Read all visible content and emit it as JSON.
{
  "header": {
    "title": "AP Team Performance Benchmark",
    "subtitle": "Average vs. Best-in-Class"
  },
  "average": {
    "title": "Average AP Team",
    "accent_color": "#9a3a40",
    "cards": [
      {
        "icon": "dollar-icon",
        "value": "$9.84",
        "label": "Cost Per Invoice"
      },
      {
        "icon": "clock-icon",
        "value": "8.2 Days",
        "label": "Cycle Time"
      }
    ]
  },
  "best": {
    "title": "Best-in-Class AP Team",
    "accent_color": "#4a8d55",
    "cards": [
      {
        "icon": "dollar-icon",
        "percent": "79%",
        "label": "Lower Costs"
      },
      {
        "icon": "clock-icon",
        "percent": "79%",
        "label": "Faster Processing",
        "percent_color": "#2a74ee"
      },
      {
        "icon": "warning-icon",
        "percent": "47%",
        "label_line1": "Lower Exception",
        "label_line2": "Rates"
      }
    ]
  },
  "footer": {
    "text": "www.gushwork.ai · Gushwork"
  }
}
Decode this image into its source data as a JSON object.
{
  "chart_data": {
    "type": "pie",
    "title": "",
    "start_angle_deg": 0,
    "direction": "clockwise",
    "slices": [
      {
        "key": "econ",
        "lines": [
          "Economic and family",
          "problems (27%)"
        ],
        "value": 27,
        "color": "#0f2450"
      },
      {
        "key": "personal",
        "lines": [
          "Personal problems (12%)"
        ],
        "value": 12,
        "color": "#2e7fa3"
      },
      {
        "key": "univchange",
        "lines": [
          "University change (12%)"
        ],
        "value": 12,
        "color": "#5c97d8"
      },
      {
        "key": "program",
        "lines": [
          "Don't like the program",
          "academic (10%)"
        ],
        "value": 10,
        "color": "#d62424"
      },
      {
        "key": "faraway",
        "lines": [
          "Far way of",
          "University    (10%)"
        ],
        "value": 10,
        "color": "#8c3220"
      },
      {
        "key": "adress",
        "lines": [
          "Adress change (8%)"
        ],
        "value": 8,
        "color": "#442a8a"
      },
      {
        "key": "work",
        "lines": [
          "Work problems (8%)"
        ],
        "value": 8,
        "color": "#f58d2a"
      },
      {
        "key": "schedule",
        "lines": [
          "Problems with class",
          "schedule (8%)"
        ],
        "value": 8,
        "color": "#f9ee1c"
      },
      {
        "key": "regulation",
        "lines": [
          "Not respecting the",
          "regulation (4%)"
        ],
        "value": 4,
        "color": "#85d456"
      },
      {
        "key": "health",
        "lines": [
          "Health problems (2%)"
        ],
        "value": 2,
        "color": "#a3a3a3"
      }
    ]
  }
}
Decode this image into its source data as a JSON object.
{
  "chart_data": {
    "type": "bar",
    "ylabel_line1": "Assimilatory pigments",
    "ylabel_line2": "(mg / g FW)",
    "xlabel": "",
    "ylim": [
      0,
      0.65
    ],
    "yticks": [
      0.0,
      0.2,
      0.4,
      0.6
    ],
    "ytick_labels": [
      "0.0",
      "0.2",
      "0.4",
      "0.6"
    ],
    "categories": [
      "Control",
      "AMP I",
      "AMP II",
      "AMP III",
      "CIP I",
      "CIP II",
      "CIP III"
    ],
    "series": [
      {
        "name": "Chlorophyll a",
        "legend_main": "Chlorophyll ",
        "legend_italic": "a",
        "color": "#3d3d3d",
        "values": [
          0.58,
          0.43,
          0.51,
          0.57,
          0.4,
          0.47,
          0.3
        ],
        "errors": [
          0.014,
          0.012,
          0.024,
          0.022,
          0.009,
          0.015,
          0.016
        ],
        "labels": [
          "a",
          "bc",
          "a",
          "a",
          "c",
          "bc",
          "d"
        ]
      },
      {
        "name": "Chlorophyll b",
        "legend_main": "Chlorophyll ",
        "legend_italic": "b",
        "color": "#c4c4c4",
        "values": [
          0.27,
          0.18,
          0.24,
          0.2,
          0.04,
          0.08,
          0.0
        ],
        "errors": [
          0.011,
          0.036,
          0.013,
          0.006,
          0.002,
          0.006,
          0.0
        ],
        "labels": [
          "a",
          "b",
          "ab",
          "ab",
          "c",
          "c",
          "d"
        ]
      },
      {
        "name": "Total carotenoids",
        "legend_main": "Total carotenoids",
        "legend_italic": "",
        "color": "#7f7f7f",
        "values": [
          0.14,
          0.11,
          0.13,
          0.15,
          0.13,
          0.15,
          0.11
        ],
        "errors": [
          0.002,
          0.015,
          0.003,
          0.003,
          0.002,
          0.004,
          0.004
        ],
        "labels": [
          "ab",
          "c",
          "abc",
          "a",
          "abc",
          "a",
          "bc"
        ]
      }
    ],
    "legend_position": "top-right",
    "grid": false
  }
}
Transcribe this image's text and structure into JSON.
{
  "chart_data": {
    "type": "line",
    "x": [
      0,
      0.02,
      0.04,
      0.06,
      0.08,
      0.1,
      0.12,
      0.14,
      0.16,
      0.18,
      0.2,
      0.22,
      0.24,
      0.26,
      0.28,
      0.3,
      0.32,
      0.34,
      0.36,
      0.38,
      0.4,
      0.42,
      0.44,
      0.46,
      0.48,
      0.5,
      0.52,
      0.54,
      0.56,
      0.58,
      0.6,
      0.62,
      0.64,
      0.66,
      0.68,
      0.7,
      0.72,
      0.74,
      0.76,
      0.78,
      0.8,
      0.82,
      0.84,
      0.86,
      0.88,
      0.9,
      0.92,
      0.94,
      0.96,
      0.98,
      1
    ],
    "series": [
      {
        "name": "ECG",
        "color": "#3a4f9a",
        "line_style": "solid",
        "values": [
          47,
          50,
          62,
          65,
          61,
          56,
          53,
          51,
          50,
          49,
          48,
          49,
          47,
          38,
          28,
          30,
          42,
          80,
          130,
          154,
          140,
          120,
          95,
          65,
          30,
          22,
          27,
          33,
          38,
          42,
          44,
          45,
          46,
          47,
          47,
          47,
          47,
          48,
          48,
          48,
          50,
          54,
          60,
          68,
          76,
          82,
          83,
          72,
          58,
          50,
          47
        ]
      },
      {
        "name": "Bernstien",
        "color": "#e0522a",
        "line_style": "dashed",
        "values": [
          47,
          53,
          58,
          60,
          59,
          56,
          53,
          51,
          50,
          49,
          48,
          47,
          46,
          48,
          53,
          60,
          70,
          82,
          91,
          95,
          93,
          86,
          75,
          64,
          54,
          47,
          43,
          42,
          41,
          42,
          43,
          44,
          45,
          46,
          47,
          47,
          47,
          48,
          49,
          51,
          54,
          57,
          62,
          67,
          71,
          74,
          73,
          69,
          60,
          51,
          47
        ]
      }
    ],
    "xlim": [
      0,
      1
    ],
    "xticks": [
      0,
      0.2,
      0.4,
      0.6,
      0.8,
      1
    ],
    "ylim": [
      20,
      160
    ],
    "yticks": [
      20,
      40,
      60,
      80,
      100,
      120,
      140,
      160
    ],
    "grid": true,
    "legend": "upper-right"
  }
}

..........

CHALLENGE.
Exact copies of all the records are required.

EXPECTED ANSWER.
Read all visible content and emit it as JSON.
{
  "header": {
    "title": "AP Team Performance Benchmark",
    "subtitle": "Average vs. Best-in-Class"
  },
  "average": {
    "title": "Average AP Team",
    "accent_color": "#9a3a40",
    "cards": [
      {
        "icon": "dollar-icon",
        "value": "$9.84",
        "label": "Cost Per Invoice"
      },
      {
        "icon": "clock-icon",
        "value": "8.2 Days",
        "label": "Cycle Time"
      }
    ]
  },
  "best": {
    "title": "Best-in-Class AP Team",
    "accent_color": "#4a8d55",
    "cards": [
      {
        "icon": "dollar-icon",
        "percent": "79%",
        "label": "Lower Costs"
      },
      {
        "icon": "clock-icon",
        "percent": "79%",
        "label": "Faster Processing",
        "percent_color": "#2a74ee"
      },
      {
        "icon": "warning-icon",
        "percent": "47%",
        "label_line1": "Lower Exception",
        "label_line2": "Rates"
      }
    ]
  },
  "footer": {
    "text": "www.gushwork.ai · Gushwork"
  }
}
Decode this image into its source data as a JSON object.
{
  "chart_data": {
    "type": "pie",
    "title": "",
    "start_angle_deg": 0,
    "direction": "clockwise",
    "slices": [
      {
        "key": "econ",
        "lines": [
          "Economic and family",
          "problems (27%)"
        ],
        "value": 27,
        "color": "#0f2450"
      },
      {
        "key": "personal",
        "lines": [
          "Personal problems (12%)"
        ],
        "value": 12,
        "color": "#2e7fa3"
      },
      {
        "key": "univchange",
        "lines": [
          "University change (12%)"
        ],
        "value": 12,
        "color": "#5c97d8"
      },
      {
        "key": "program",
        "lines": [
          "Don't like the program",
          "academic (10%)"
        ],
        "value": 10,
        "color": "#d62424"
      },
      {
        "key": "faraway",
        "lines": [
          "Far way of",
          "University    (10%)"
        ],
        "value": 10,
        "color": "#8c3220"
      },
      {
        "key": "adress",
        "lines": [
          "Adress change (8%)"
        ],
        "value": 8,
        "color": "#442a8a"
      },
      {
        "key": "work",
        "lines": [
          "Work problems (8%)"
        ],
        "value": 8,
        "color": "#f58d2a"
      },
      {
        "key": "schedule",
        "lines": [
          "Problems with class",
          "schedule (8%)"
        ],
        "value": 8,
        "color": "#f9ee1c"
      },
      {
        "key": "regulation",
        "lines": [
          "Not respecting the",
          "regulation (4%)"
        ],
        "value": 4,
        "color": "#85d456"
      },
      {
        "key": "health",
        "lines": [
          "Health problems (2%)"
        ],
        "value": 2,
        "color": "#a3a3a3"
      }
    ]
  }
}
Decode this image into its source data as a JSON object.
{
  "chart_data": {
    "type": "bar",
    "ylabel_line1": "Assimilatory pigments",
    "ylabel_line2": "(mg / g FW)",
    "xlabel": "",
    "ylim": [
      0,
      0.65
    ],
    "yticks": [
      0.0,
      0.2,
      0.4,
      0.6
    ],
    "ytick_labels": [
      "0.0",
      "0.2",
      "0.4",
      "0.6"
    ],
    "categories": [
      "Control",
      "AMP I",
      "AMP II",
      "AMP III",
      "CIP I",
      "CIP II",
      "CIP III"
    ],
    "series": [
      {
        "name": "Chlorophyll a",
        "legend_main": "Chlorophyll ",
        "legend_italic": "a",
        "color": "#3d3d3d",
        "values": [
          0.58,
          0.43,
          0.51,
          0.57,
          0.4,
          0.47,
          0.3
        ],
        "errors": [
          0.014,
          0.012,
          0.024,
          0.022,
          0.009,
          0.015,
          0.016
        ],
        "labels": [
          "a",
          "bc",
          "a",
          "a",
          "c",
          "bc",
          "d"
        ]
      },
      {
        "name": "Chlorophyll b",
        "legend_main": "Chlorophyll ",
        "legend_italic": "b",
        "color": "#c4c4c4",
        "values": [
          0.27,
          0.18,
          0.24,
          0.2,
          0.04,
          0.08,
          0.0
        ],
        "errors": [
          0.011,
          0.036,
          0.013,
          0.006,
          0.002,
          0.006,
          0.0
        ],
        "labels": [
          "a",
          "b",
          "ab",
          "ab",
          "c",
          "c",
          "d"
        ]
      },
      {
        "name": "Total carotenoids",
        "legend_main": "Total carotenoids",
        "legend_italic": "",
        "color": "#7f7f7f",
        "values": [
          0.14,
          0.11,
          0.13,
          0.15,
          0.13,
          0.15,
          0.11
        ],
        "errors": [
          0.002,
          0.015,
          0.003,
          0.003,
          0.002,
          0.004,
          0.004
        ],
        "labels": [
          "ab",
          "c",
          "abc",
          "a",
          "abc",
          "a",
          "bc"
        ]
      }
    ],
    "legend_position": "top-right",
    "grid": false
  }
}
Transcribe this image's text and structure into JSON.
{
  "chart_data": {
    "type": "line",
    "x": [
      0,
      0.02,
      0.04,
      0.06,
      0.08,
      0.1,
      0.12,
      0.14,
      0.16,
      0.18,
      0.2,
      0.22,
      0.24,
      0.26,
      0.28,
      0.3,
      0.32,
      0.34,
      0.36,
      0.38,
      0.4,
      0.42,
      0.44,
      0.46,
      0.48,
      0.5,
      0.52,
      0.54,
      0.56,
      0.58,
      0.6,
      0.62,
      0.64,
      0.66,
      0.68,
      0.7,
      0.72,
      0.74,
      0.76,
      0.78,
      0.8,
      0.82,
      0.84,
      0.86,
      0.88,
      0.9,
      0.92,
      0.94,
      0.96,
      0.98,
      1
    ],
    "series": [
      {
        "name": "ECG",
        "color": "#3a4f9a",
        "line_style": "solid",
        "values": [
          47,
          50,
          62,
          65,
          61,
          56,
          53,
          51,
          50,
          49,
          48,
          49,
          47,
          38,
          28,
          30,
          42,
          80,
          130,
          154,
          140,
          120,
          95,
          65,
          30,
          22,
          27,
          33,
          38,
          42,
          44,
          45,
          46,
          47,
          47,
          47,
          47,
          48,
          48,
          48,
          50,
          54,
          60,
          68,
          76,
          82,
          83,
          72,
          58,
          50,
          47
        ]
      },
      {
        "name": "Bernstien",
        "color": "#e0522a",
        "line_style": "dashed",
        "values": [
          47,
          53,
          58,
          60,
          59,
          56,
          53,
          51,
          50,
          49,
          48,
          47,
          46,
          48,
          53,
          60,
          70,
          82,
          91,
          95,
          93,
          86,
          75,
          64,
          54,
          47,
          43,
          42,
          41,
          42,
          43,
          44,
          45,
          46,
          47,
          47,
          47,
          48,
          49,
          51,
          54,
          57,
          62,
          67,
          71,
          74,
          73,
          69,
          60,
          51,
          47
        ]
      }
    ],
    "xlim": [
      0,
      1
    ],
    "xticks": [
      0,
      0.2,
      0.4,
      0.6,
      0.8,
      1
    ],
    "ylim": [
      20,
      160
    ],
    "yticks": [
      20,
      40,
      60,
      80,
      100,
      120,
      140,
      160
    ],
    "grid": true,
    "legend": "upper-right"
  }
}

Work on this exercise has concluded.